◆ REQUEST: Could you output each line of the data that follows exactly?
- - -
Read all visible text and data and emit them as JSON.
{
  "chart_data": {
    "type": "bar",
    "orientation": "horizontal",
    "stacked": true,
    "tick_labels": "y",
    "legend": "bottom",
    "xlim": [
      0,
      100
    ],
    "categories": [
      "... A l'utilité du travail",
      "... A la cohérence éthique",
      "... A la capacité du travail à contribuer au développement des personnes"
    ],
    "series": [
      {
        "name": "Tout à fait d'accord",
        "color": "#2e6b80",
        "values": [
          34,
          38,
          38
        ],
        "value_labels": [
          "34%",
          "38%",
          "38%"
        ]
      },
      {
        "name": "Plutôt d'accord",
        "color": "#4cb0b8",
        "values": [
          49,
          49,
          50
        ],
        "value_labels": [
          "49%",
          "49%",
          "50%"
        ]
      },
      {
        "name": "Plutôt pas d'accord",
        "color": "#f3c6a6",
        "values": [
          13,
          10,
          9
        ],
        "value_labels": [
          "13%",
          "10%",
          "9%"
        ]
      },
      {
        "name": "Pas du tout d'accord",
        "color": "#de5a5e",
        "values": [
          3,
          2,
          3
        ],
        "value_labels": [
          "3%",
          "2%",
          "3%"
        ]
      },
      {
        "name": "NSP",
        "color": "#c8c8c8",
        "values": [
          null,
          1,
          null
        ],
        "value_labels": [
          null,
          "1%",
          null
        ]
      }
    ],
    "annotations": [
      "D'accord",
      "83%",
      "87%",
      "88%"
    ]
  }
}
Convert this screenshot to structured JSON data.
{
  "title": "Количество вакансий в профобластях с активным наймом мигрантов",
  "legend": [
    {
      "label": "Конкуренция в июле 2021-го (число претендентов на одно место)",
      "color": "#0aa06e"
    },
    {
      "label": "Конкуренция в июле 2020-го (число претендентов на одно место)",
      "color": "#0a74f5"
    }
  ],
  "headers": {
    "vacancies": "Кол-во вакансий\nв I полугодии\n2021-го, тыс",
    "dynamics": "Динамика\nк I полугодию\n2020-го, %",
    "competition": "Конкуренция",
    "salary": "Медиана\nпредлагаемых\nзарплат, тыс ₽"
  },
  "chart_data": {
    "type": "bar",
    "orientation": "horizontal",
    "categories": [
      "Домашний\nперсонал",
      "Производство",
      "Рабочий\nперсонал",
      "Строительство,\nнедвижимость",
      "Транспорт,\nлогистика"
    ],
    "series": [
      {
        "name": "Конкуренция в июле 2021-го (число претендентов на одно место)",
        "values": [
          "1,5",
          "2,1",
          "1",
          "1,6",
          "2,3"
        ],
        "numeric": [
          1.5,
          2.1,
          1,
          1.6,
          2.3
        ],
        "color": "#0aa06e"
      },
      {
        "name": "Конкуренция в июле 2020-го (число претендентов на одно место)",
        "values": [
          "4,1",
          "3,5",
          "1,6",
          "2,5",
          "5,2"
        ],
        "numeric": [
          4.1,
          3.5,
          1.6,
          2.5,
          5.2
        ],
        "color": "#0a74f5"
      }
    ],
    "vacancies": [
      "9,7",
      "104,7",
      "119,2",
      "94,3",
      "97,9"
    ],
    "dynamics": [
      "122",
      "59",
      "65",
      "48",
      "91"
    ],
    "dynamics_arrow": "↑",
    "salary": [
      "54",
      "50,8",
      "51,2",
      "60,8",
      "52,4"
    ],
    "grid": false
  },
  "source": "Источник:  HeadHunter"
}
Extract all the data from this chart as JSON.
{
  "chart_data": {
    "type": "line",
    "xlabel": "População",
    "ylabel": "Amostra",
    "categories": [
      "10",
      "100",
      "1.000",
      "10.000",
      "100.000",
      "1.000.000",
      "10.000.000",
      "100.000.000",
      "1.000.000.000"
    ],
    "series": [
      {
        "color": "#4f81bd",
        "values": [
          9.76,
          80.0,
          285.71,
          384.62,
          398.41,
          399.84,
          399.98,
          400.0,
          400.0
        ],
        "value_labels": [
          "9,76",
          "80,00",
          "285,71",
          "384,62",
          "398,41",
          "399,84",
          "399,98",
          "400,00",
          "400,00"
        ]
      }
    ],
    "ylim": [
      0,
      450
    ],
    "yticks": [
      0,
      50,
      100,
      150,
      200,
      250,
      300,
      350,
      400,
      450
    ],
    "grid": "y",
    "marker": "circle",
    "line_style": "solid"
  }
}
- - -
◆ CORRECT ANSWER:
Read all visible text and data and emit them as JSON.
{
  "chart_data": {
    "type": "bar",
    "orientation": "horizontal",
    "stacked": true,
    "tick_labels": "y",
    "legend": "bottom",
    "xlim": [
      0,
      100
    ],
    "categories": [
      "... A l'utilité du travail",
      "... A la cohérence éthique",
      "... A la capacité du travail à contribuer au développement des personnes"
    ],
    "series": [
      {
        "name": "Tout à fait d'accord",
        "color": "#2e6b80",
        "values": [
          34,
          38,
          38
        ],
        "value_labels": [
          "34%",
          "38%",
          "38%"
        ]
      },
      {
        "name": "Plutôt d'accord",
        "color": "#4cb0b8",
        "values": [
          49,
          49,
          50
        ],
        "value_labels": [
          "49%",
          "49%",
          "50%"
        ]
      },
      {
        "name": "Plutôt pas d'accord",
        "color": "#f3c6a6",
        "values": [
          13,
          10,
          9
        ],
        "value_labels": [
          "13%",
          "10%",
          "9%"
        ]
      },
      {
        "name": "Pas du tout d'accord",
        "color": "#de5a5e",
        "values": [
          3,
          2,
          3
        ],
        "value_labels": [
          "3%",
          "2%",
          "3%"
        ]
      },
      {
        "name": "NSP",
        "color": "#c8c8c8",
        "values": [
          null,
          1,
          null
        ],
        "value_labels": [
          null,
          "1%",
          null
        ]
      }
    ],
    "annotations": [
      "D'accord",
      "83%",
      "87%",
      "88%"
    ]
  }
}
Convert this screenshot to structured JSON data.
{
  "title": "Количество вакансий в профобластях с активным наймом мигрантов",
  "legend": [
    {
      "label": "Конкуренция в июле 2021-го (число претендентов на одно место)",
      "color": "#0aa06e"
    },
    {
      "label": "Конкуренция в июле 2020-го (число претендентов на одно место)",
      "color": "#0a74f5"
    }
  ],
  "headers": {
    "vacancies": "Кол-во вакансий\nв I полугодии\n2021-го, тыс",
    "dynamics": "Динамика\nк I полугодию\n2020-го, %",
    "competition": "Конкуренция",
    "salary": "Медиана\nпредлагаемых\nзарплат, тыс ₽"
  },
  "chart_data": {
    "type": "bar",
    "orientation": "horizontal",
    "categories": [
      "Домашний\nперсонал",
      "Производство",
      "Рабочий\nперсонал",
      "Строительство,\nнедвижимость",
      "Транспорт,\nлогистика"
    ],
    "series": [
      {
        "name": "Конкуренция в июле 2021-го (число претендентов на одно место)",
        "values": [
          "1,5",
          "2,1",
          "1",
          "1,6",
          "2,3"
        ],
        "numeric": [
          1.5,
          2.1,
          1,
          1.6,
          2.3
        ],
        "color": "#0aa06e"
      },
      {
        "name": "Конкуренция в июле 2020-го (число претендентов на одно место)",
        "values": [
          "4,1",
          "3,5",
          "1,6",
          "2,5",
          "5,2"
        ],
        "numeric": [
          4.1,
          3.5,
          1.6,
          2.5,
          5.2
        ],
        "color": "#0a74f5"
      }
    ],
    "vacancies": [
      "9,7",
      "104,7",
      "119,2",
      "94,3",
      "97,9"
    ],
    "dynamics": [
      "122",
      "59",
      "65",
      "48",
      "91"
    ],
    "dynamics_arrow": "↑",
    "salary": [
      "54",
      "50,8",
      "51,2",
      "60,8",
      "52,4"
    ],
    "grid": false
  },
  "source": "Источник:  HeadHunter"
}
Extract all the data from this chart as JSON.
{
  "chart_data": {
    "type": "line",
    "xlabel": "População",
    "ylabel": "Amostra",
    "categories": [
      "10",
      "100",
      "1.000",
      "10.000",
      "100.000",
      "1.000.000",
      "10.000.000",
      "100.000.000",
      "1.000.000.000"
    ],
    "series": [
      {
        "color": "#4f81bd",
        "values": [
          9.76,
          80.0,
          285.71,
          384.62,
          398.41,
          399.84,
          399.98,
          400.0,
          400.0
        ],
        "value_labels": [
          "9,76",
          "80,00",
          "285,71",
          "384,62",
          "398,41",
          "399,84",
          "399,98",
          "400,00",
          "400,00"
        ]
      }
    ],
    "ylim": [
      0,
      450
    ],
    "yticks": [
      0,
      50,
      100,
      150,
      200,
      250,
      300,
      350,
      400,
      450
    ],
    "grid": "y",
    "marker": "circle",
    "line_style": "solid"
  }
}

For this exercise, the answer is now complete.